Exercise task:
Filter these entries, keeping only lines that hold the word "احکام".
====== Material provided
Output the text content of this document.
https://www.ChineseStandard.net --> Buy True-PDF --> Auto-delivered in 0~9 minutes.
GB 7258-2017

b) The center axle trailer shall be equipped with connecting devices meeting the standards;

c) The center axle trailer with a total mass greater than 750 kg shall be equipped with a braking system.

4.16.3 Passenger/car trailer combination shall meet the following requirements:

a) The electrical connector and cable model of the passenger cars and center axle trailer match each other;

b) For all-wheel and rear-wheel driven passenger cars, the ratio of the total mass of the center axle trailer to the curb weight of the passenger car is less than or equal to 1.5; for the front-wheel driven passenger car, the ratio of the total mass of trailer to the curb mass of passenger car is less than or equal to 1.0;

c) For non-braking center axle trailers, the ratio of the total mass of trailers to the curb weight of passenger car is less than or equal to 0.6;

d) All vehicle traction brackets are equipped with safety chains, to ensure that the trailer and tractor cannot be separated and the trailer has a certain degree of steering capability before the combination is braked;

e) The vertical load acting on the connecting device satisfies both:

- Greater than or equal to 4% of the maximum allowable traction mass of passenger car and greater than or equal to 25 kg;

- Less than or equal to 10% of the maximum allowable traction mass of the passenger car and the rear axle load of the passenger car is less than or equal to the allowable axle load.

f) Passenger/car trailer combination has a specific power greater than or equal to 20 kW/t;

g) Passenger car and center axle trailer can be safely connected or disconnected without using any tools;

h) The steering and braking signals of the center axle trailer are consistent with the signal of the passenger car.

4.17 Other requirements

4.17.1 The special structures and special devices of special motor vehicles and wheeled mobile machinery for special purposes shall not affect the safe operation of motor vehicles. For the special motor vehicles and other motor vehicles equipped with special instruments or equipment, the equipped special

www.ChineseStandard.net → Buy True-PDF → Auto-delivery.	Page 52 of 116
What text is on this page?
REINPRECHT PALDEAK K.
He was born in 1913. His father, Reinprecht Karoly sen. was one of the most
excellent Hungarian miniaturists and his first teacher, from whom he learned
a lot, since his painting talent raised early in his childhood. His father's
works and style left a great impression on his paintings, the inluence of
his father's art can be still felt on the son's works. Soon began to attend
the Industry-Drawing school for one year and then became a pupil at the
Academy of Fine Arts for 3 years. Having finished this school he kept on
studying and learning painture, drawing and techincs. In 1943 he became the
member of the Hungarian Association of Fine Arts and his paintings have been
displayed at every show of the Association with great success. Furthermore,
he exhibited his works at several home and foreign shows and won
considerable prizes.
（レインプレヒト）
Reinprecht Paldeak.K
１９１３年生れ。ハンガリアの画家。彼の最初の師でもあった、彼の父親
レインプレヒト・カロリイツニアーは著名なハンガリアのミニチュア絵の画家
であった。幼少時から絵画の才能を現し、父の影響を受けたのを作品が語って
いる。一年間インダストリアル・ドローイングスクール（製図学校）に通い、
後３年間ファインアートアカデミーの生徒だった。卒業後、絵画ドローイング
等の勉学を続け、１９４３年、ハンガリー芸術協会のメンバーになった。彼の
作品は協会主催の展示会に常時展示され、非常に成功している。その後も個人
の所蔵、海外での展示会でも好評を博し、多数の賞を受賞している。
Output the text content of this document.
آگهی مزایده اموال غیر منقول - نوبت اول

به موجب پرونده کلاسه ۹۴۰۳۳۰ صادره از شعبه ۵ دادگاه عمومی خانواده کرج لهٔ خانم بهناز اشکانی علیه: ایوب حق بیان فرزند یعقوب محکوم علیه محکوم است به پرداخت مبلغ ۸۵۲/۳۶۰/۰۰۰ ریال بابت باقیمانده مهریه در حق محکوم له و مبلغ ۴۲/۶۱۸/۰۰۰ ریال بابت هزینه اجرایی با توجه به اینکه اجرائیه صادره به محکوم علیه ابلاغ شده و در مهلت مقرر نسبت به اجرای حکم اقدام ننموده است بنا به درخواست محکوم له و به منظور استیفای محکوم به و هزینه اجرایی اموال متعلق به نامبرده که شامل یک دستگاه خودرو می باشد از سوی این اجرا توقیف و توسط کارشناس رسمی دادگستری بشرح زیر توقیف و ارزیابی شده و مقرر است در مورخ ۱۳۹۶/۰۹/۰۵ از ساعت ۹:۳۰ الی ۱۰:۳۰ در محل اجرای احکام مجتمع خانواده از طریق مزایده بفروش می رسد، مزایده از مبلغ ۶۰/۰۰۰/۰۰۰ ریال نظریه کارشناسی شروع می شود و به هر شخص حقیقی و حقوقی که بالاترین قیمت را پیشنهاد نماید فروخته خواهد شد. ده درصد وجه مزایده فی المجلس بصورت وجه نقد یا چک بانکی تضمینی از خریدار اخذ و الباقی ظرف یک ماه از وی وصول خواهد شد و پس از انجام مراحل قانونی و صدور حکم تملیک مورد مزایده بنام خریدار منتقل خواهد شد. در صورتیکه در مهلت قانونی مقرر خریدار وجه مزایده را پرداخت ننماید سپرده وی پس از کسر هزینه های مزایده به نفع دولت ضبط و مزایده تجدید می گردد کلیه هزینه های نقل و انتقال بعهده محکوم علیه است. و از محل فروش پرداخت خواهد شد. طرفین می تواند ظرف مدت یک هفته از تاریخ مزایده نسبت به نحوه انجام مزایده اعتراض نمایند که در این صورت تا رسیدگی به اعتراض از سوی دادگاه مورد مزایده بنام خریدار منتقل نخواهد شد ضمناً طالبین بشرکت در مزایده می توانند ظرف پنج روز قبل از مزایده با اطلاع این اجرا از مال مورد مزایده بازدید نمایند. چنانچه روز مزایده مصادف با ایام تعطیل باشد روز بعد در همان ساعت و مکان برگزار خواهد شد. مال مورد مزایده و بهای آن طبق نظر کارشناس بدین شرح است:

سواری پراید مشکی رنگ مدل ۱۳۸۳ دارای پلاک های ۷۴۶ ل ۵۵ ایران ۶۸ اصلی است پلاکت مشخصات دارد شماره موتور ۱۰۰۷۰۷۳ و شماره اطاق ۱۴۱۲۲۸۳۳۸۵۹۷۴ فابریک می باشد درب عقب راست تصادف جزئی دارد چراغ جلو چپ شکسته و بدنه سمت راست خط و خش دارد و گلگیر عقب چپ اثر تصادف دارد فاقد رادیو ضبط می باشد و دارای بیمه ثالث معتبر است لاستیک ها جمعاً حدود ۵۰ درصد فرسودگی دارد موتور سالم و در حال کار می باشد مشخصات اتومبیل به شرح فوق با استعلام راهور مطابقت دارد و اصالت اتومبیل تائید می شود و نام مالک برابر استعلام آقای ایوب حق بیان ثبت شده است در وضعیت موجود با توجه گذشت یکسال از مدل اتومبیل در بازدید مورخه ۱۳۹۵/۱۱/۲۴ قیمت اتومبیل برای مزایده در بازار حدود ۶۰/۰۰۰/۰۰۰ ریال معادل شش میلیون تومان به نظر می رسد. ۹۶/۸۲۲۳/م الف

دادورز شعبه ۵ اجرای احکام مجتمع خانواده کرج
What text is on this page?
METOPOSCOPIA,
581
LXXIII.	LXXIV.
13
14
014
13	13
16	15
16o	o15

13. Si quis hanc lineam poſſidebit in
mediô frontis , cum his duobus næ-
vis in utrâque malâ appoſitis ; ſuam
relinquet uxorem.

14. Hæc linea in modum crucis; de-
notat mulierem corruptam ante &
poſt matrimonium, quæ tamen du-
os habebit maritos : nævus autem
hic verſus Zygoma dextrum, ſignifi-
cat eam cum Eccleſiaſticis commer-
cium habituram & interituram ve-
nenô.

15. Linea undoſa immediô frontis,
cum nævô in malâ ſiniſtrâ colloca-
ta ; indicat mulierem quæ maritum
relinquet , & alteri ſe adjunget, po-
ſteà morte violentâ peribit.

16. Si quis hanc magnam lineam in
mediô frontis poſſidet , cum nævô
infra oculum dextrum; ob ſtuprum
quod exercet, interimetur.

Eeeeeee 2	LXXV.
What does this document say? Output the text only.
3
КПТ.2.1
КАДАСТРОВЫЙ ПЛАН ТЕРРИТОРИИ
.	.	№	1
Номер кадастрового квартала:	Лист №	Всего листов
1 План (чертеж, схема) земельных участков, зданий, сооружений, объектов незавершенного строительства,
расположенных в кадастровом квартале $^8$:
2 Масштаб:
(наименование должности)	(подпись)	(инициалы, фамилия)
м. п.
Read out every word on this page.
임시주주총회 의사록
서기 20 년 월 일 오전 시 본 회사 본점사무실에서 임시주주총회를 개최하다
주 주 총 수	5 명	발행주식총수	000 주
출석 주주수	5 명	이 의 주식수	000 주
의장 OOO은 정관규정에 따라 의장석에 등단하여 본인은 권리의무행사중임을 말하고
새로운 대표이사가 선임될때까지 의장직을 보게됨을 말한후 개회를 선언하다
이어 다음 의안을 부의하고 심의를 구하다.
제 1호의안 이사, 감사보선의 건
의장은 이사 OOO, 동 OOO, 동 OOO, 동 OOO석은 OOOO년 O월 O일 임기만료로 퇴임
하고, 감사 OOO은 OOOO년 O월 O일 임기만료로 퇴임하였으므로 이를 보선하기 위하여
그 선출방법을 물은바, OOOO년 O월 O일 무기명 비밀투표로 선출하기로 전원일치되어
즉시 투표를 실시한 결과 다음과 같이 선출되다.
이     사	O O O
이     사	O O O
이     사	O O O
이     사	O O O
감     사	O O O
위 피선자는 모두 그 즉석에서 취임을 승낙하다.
============
Completed task:
به موجب پرونده کلاسه ۹۴۰۳۳۰ صادره از شعبه ۵ دادگاه عمومی خانواده کرج لهٔ خانم بهناز اشکانی علیه: ایوب حق بیان فرزند یعقوب محکوم علیه محکوم است به پرداخت مبلغ ۸۵۲/۳۶۰/۰۰۰ ریال بابت باقیمانده مهریه در حق محکوم له و مبلغ ۴۲/۶۱۸/۰۰۰ ریال بابت هزینه اجرایی با توجه به اینکه اجرائیه صادره به محکوم علیه ابلاغ شده و در مهلت مقرر نسبت به اجرای حکم اقدام ننموده است بنا به درخواست محکوم له و به منظور استیفای محکوم به و هزینه اجرایی اموال متعلق به نامبرده که شامل یک دستگاه خودرو می باشد از سوی این اجرا توقیف و توسط کارشناس رسمی دادگستری بشرح زیر توقیف و ارزیابی شده و مقرر است در مورخ ۱۳۹۶/۰۹/۰۵ از ساعت ۹:۳۰ الی ۱۰:۳۰ در محل اجرای احکام مجتمع خانواده از طریق مزایده بفروش می رسد، مزایده از مبلغ ۶۰/۰۰۰/۰۰۰ ریال نظریه کارشناسی شروع می شود و به هر شخص حقیقی و حقوقی که بالاترین قیمت را پیشنهاد نماید فروخته خواهد شد. ده درصد وجه مزایده فی المجلس بصورت وجه نقد یا چک بانکی تضمینی از خریدار اخذ و الباقی ظرف یک ماه از وی وصول خواهد شد و پس از انجام مراحل قانونی و صدور حکم تملیک مورد مزایده بنام خریدار منتقل خواهد شد. در صورتیکه در مهلت قانونی مقرر خریدار وجه مزایده را پرداخت ننماید سپرده وی پس از کسر هزینه های مزایده به نفع دولت ضبط و مزایده تجدید می گردد کلیه هزینه های نقل و انتقال بعهده محکوم علیه است. و از محل فروش پرداخت خواهد شد. طرفین می تواند ظرف مدت یک هفته از تاریخ مزایده نسبت به نحوه انجام مزایده اعتراض نمایند که در این صورت تا رسیدگی به اعتراض از سوی دادگاه مورد مزایده بنام خریدار منتقل نخواهد شد ضمناً طالبین بشرکت در مزایده می توانند ظرف پنج روز قبل از مزایده با اطلاع این اجرا از مال مورد مزایده بازدید نمایند. چنانچه روز مزایده مصادف با ایام تعطیل باشد روز بعد در همان ساعت و مکان برگزار خواهد شد. مال مورد مزایده و بهای آن طبق نظر کارشناس بدین شرح است:
دادورز شعبه ۵ اجرای احکام مجتمع خانواده کرج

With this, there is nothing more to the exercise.